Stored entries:

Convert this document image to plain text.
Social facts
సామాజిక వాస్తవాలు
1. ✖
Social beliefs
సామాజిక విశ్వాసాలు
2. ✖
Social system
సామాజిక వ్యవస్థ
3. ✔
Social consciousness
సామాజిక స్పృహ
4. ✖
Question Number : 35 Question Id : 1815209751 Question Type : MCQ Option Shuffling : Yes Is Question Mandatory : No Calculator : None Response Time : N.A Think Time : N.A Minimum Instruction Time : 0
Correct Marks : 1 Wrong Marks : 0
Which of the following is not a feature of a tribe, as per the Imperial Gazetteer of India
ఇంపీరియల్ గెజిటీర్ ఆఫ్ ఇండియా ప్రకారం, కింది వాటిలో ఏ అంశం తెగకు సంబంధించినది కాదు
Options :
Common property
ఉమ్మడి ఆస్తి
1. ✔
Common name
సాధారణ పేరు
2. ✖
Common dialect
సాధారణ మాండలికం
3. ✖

#### [EXERCISE BRIEF]
Please reproduce the entire listing, exactly as shown.

#### [RESULT OF THIS TASK]
Convert this document image to plain text.
Social facts
సామాజిక వాస్తవాలు
1. ✖
Social beliefs
సామాజిక విశ్వాసాలు
2. ✖
Social system
సామాజిక వ్యవస్థ
3. ✔
Social consciousness
సామాజిక స్పృహ
4. ✖
Question Number : 35 Question Id : 1815209751 Question Type : MCQ Option Shuffling : Yes Is Question Mandatory : No Calculator : None Response Time : N.A Think Time : N.A Minimum Instruction Time : 0
Correct Marks : 1 Wrong Marks : 0
Which of the following is not a feature of a tribe, as per the Imperial Gazetteer of India
ఇంపీరియల్ గెజిటీర్ ఆఫ్ ఇండియా ప్రకారం, కింది వాటిలో ఏ అంశం తెగకు సంబంధించినది కాదు
Options :
Common property
ఉమ్మడి ఆస్తి
1. ✔
Common name
సాధారణ పేరు
2. ✖
Common dialect
సాధారణ మాండలికం
3. ✖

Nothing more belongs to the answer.